[Exercise aim]: Without the pictures, output the records below word for word.

[Supplied information]:

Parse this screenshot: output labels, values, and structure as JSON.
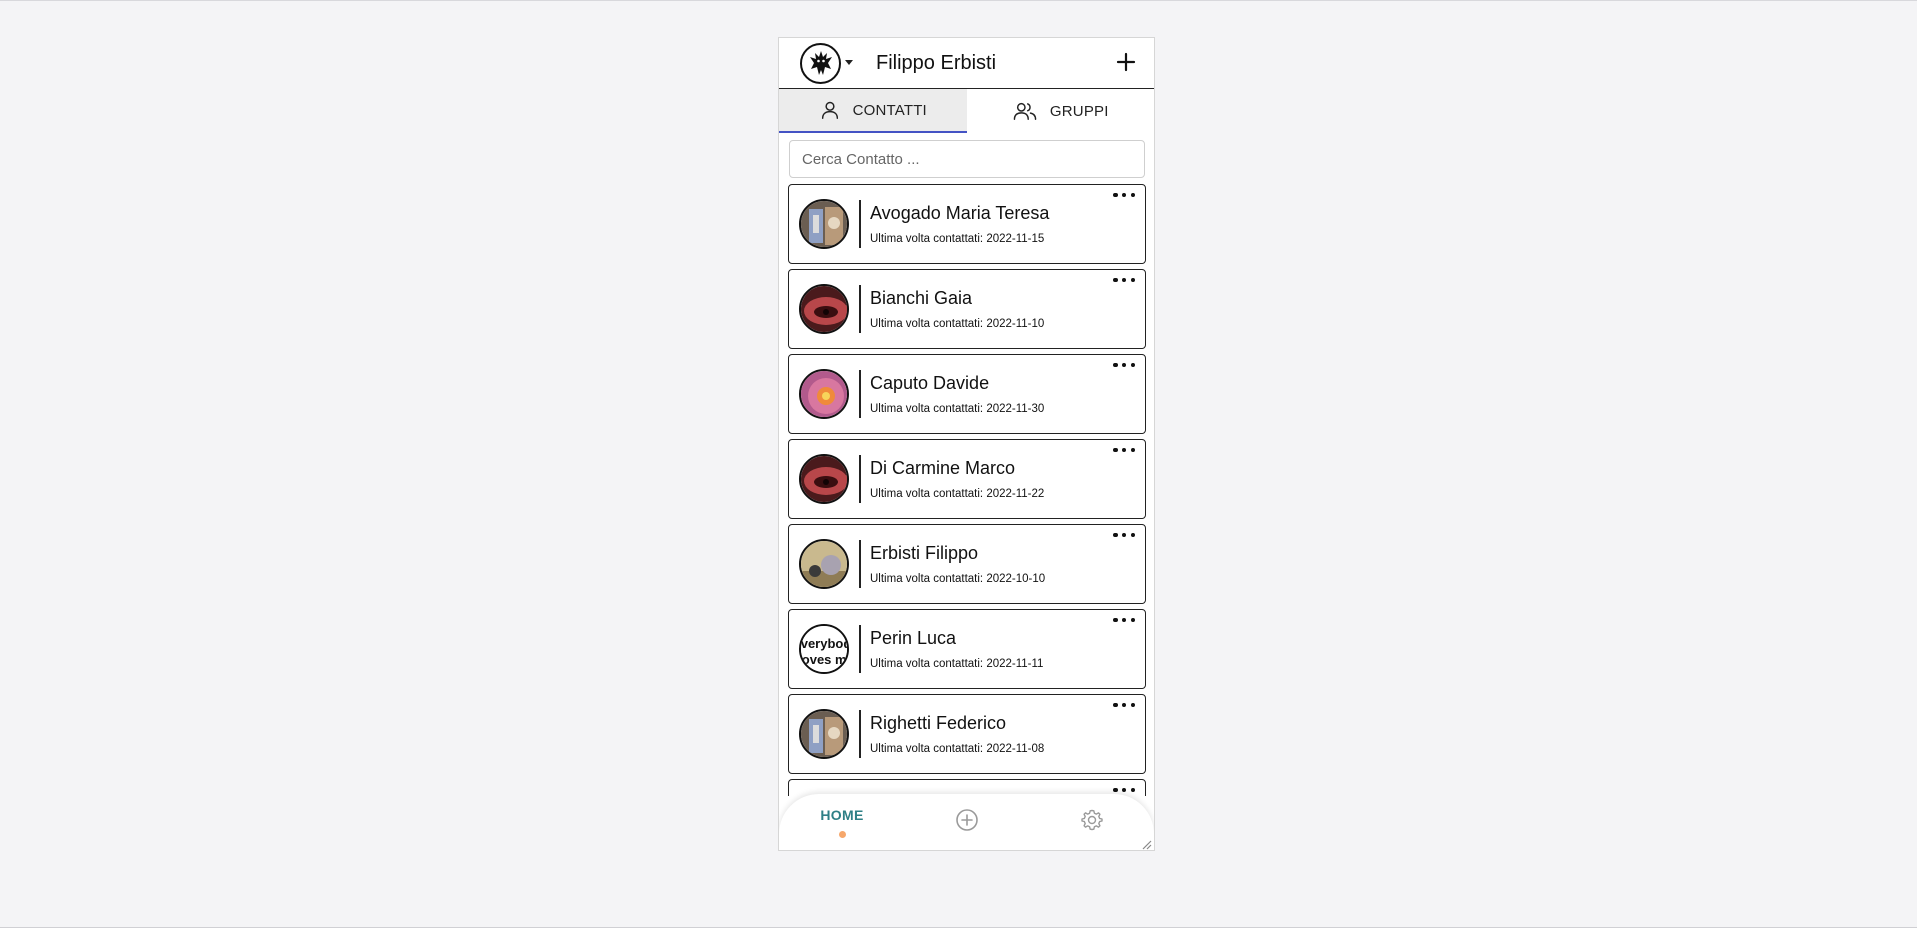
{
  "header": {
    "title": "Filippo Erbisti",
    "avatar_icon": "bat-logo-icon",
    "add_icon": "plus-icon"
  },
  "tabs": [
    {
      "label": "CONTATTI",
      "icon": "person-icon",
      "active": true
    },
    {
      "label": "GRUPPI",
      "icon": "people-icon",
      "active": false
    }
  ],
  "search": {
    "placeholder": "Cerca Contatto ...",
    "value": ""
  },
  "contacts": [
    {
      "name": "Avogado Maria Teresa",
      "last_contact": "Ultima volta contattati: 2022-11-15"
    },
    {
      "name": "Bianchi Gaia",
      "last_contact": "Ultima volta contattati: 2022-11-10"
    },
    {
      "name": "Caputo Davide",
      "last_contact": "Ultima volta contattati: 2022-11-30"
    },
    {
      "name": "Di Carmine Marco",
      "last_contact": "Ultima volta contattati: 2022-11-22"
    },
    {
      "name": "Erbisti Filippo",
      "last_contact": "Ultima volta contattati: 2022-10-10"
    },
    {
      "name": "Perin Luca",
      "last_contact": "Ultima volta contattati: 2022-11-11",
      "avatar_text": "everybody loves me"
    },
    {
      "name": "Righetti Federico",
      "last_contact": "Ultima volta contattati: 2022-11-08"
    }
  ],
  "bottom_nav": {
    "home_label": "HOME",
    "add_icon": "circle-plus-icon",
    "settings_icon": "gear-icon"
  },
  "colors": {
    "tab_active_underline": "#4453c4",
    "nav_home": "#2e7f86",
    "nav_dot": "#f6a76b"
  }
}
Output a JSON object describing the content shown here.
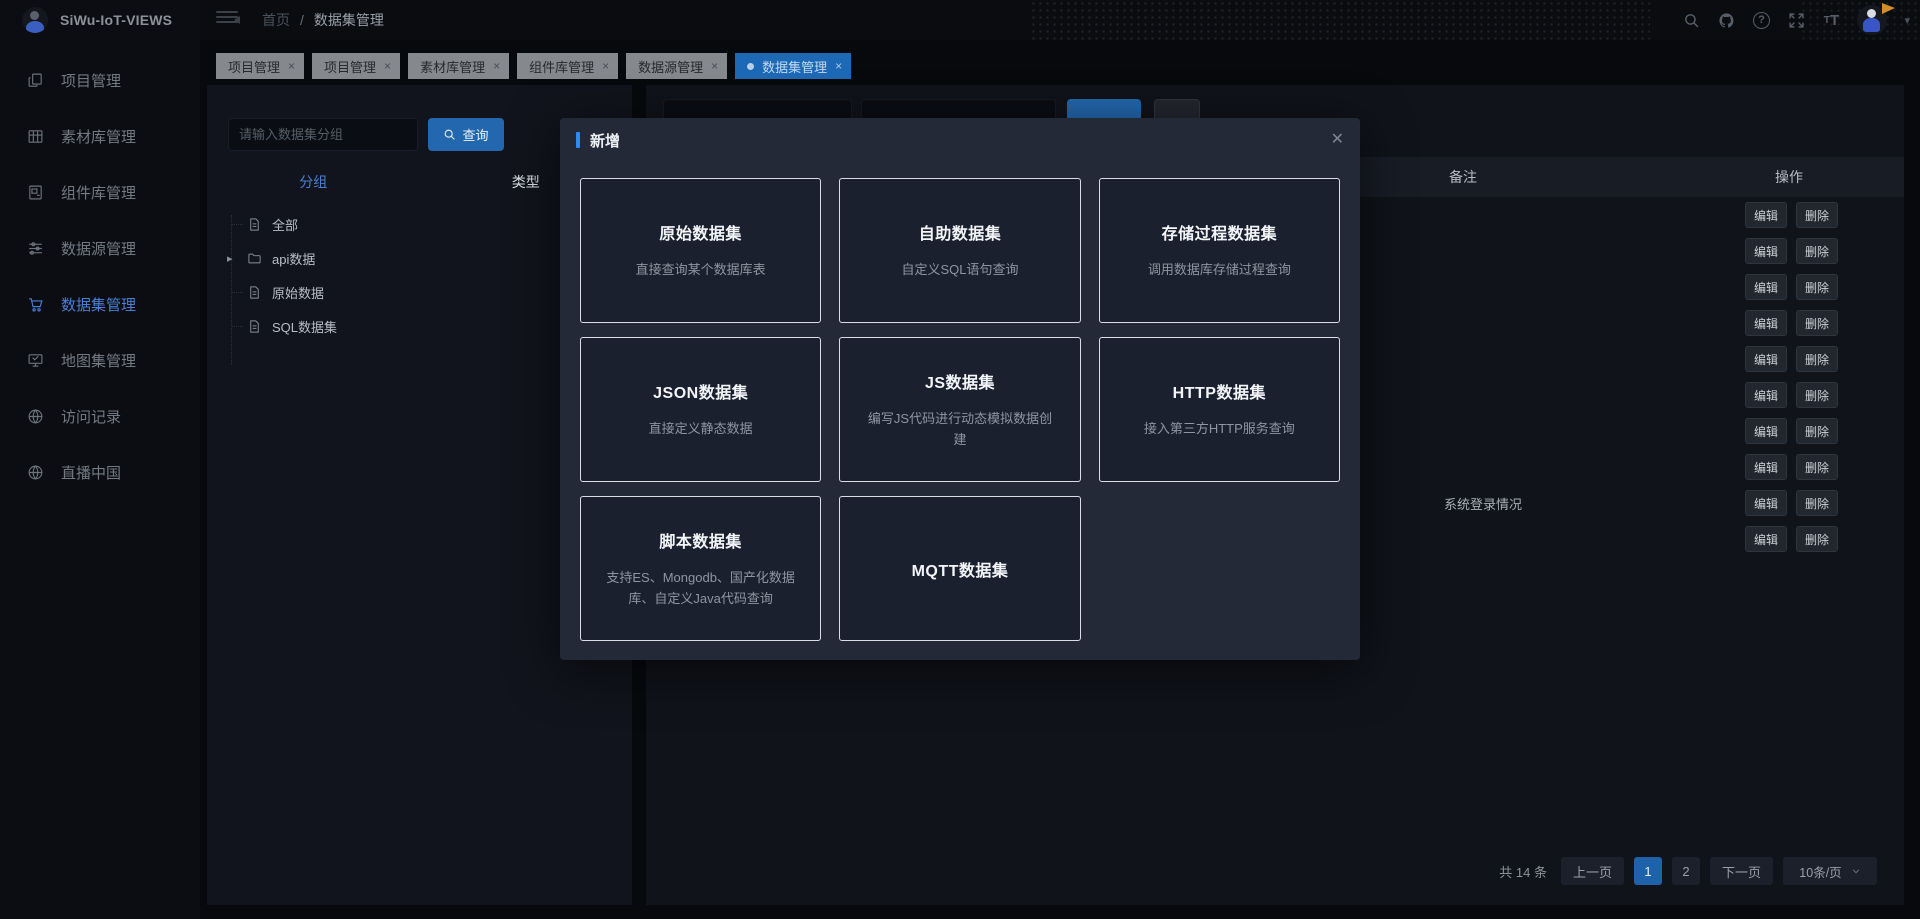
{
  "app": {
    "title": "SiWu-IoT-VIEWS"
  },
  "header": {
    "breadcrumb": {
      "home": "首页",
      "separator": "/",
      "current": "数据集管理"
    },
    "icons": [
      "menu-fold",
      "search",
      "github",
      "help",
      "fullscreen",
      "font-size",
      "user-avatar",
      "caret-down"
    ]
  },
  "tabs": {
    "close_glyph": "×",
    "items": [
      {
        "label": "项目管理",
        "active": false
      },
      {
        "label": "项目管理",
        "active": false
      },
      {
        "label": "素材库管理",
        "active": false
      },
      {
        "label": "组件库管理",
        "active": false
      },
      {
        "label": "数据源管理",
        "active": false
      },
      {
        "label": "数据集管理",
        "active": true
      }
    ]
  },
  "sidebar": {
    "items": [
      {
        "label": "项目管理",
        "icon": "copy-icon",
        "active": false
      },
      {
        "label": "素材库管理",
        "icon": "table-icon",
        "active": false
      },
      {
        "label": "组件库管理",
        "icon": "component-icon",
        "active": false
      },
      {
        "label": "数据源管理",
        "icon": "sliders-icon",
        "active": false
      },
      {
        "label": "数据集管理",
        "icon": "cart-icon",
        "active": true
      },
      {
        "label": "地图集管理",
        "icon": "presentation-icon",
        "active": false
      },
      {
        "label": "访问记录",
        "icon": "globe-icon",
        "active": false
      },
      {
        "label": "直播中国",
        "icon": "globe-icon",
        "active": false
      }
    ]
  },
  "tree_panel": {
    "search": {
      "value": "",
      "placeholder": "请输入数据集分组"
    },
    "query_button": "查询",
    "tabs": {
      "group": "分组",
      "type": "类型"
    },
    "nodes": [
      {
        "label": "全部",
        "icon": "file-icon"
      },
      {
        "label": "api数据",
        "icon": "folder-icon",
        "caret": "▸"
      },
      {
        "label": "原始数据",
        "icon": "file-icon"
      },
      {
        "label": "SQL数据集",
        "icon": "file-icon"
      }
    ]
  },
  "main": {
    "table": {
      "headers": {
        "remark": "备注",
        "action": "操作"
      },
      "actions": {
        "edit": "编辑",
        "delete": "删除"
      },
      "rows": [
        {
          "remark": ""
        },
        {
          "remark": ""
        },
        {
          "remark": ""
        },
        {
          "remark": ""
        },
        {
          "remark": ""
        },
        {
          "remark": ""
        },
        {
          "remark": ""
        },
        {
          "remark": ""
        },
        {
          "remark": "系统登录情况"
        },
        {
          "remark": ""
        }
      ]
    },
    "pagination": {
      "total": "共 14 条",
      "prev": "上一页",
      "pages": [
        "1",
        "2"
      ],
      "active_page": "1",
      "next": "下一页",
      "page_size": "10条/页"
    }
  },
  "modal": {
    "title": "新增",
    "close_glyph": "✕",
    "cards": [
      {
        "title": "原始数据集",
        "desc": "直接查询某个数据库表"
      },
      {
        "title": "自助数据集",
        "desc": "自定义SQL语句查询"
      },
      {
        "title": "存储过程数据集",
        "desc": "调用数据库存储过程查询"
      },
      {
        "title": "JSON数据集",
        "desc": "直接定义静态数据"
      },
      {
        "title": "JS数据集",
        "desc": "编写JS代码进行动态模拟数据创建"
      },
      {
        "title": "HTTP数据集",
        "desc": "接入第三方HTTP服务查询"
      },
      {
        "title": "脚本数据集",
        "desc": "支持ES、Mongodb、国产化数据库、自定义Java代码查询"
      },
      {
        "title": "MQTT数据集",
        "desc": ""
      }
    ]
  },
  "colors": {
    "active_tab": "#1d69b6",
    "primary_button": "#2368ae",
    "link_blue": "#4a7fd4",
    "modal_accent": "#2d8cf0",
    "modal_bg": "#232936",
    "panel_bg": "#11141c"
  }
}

[Result below]:
Parse this screenshot: output labels, values, and structure as JSON.
{
  "header": {
    "title": "Filippo Erbisti",
    "avatar_icon": "bat-logo-icon",
    "add_icon": "plus-icon"
  },
  "tabs": [
    {
      "label": "CONTATTI",
      "icon": "person-icon",
      "active": true
    },
    {
      "label": "GRUPPI",
      "icon": "people-icon",
      "active": false
    }
  ],
  "search": {
    "placeholder": "Cerca Contatto ...",
    "value": ""
  },
  "contacts": [
    {
      "name": "Avogado Maria Teresa",
      "last_contact": "Ultima volta contattati: 2022-11-15"
    },
    {
      "name": "Bianchi Gaia",
      "last_contact": "Ultima volta contattati: 2022-11-10"
    },
    {
      "name": "Caputo Davide",
      "last_contact": "Ultima volta contattati: 2022-11-30"
    },
    {
      "name": "Di Carmine Marco",
      "last_contact": "Ultima volta contattati: 2022-11-22"
    },
    {
      "name": "Erbisti Filippo",
      "last_contact": "Ultima volta contattati: 2022-10-10"
    },
    {
      "name": "Perin Luca",
      "last_contact": "Ultima volta contattati: 2022-11-11",
      "avatar_text": "everybody loves me"
    },
    {
      "name": "Righetti Federico",
      "last_contact": "Ultima volta contattati: 2022-11-08"
    }
  ],
  "bottom_nav": {
    "home_label": "HOME",
    "add_icon": "circle-plus-icon",
    "settings_icon": "gear-icon"
  },
  "colors": {
    "tab_active_underline": "#4453c4",
    "nav_home": "#2e7f86",
    "nav_dot": "#f6a76b"
  }
}
Output a JSON object describing the content shown here.
{
  "app": {
    "title": "SiWu-IoT-VIEWS"
  },
  "header": {
    "breadcrumb": {
      "home": "首页",
      "separator": "/",
      "current": "数据集管理"
    },
    "icons": [
      "menu-fold",
      "search",
      "github",
      "help",
      "fullscreen",
      "font-size",
      "user-avatar",
      "caret-down"
    ]
  },
  "tabs": {
    "close_glyph": "×",
    "items": [
      {
        "label": "项目管理",
        "active": false
      },
      {
        "label": "项目管理",
        "active": false
      },
      {
        "label": "素材库管理",
        "active": false
      },
      {
        "label": "组件库管理",
        "active": false
      },
      {
        "label": "数据源管理",
        "active": false
      },
      {
        "label": "数据集管理",
        "active": true
      }
    ]
  },
  "sidebar": {
    "items": [
      {
        "label": "项目管理",
        "icon": "copy-icon",
        "active": false
      },
      {
        "label": "素材库管理",
        "icon": "table-icon",
        "active": false
      },
      {
        "label": "组件库管理",
        "icon": "component-icon",
        "active": false
      },
      {
        "label": "数据源管理",
        "icon": "sliders-icon",
        "active": false
      },
      {
        "label": "数据集管理",
        "icon": "cart-icon",
        "active": true
      },
      {
        "label": "地图集管理",
        "icon": "presentation-icon",
        "active": false
      },
      {
        "label": "访问记录",
        "icon": "globe-icon",
        "active": false
      },
      {
        "label": "直播中国",
        "icon": "globe-icon",
        "active": false
      }
    ]
  },
  "tree_panel": {
    "search": {
      "value": "",
      "placeholder": "请输入数据集分组"
    },
    "query_button": "查询",
    "tabs": {
      "group": "分组",
      "type": "类型"
    },
    "nodes": [
      {
        "label": "全部",
        "icon": "file-icon"
      },
      {
        "label": "api数据",
        "icon": "folder-icon",
        "caret": "▸"
      },
      {
        "label": "原始数据",
        "icon": "file-icon"
      },
      {
        "label": "SQL数据集",
        "icon": "file-icon"
      }
    ]
  },
  "main": {
    "table": {
      "headers": {
        "remark": "备注",
        "action": "操作"
      },
      "actions": {
        "edit": "编辑",
        "delete": "删除"
      },
      "rows": [
        {
          "remark": ""
        },
        {
          "remark": ""
        },
        {
          "remark": ""
        },
        {
          "remark": ""
        },
        {
          "remark": ""
        },
        {
          "remark": ""
        },
        {
          "remark": ""
        },
        {
          "remark": ""
        },
        {
          "remark": "系统登录情况"
        },
        {
          "remark": ""
        }
      ]
    },
    "pagination": {
      "total": "共 14 条",
      "prev": "上一页",
      "pages": [
        "1",
        "2"
      ],
      "active_page": "1",
      "next": "下一页",
      "page_size": "10条/页"
    }
  },
  "modal": {
    "title": "新增",
    "close_glyph": "✕",
    "cards": [
      {
        "title": "原始数据集",
        "desc": "直接查询某个数据库表"
      },
      {
        "title": "自助数据集",
        "desc": "自定义SQL语句查询"
      },
      {
        "title": "存储过程数据集",
        "desc": "调用数据库存储过程查询"
      },
      {
        "title": "JSON数据集",
        "desc": "直接定义静态数据"
      },
      {
        "title": "JS数据集",
        "desc": "编写JS代码进行动态模拟数据创建"
      },
      {
        "title": "HTTP数据集",
        "desc": "接入第三方HTTP服务查询"
      },
      {
        "title": "脚本数据集",
        "desc": "支持ES、Mongodb、国产化数据库、自定义Java代码查询"
      },
      {
        "title": "MQTT数据集",
        "desc": ""
      }
    ]
  },
  "colors": {
    "active_tab": "#1d69b6",
    "primary_button": "#2368ae",
    "link_blue": "#4a7fd4",
    "modal_accent": "#2d8cf0",
    "modal_bg": "#232936",
    "panel_bg": "#11141c"
  }
}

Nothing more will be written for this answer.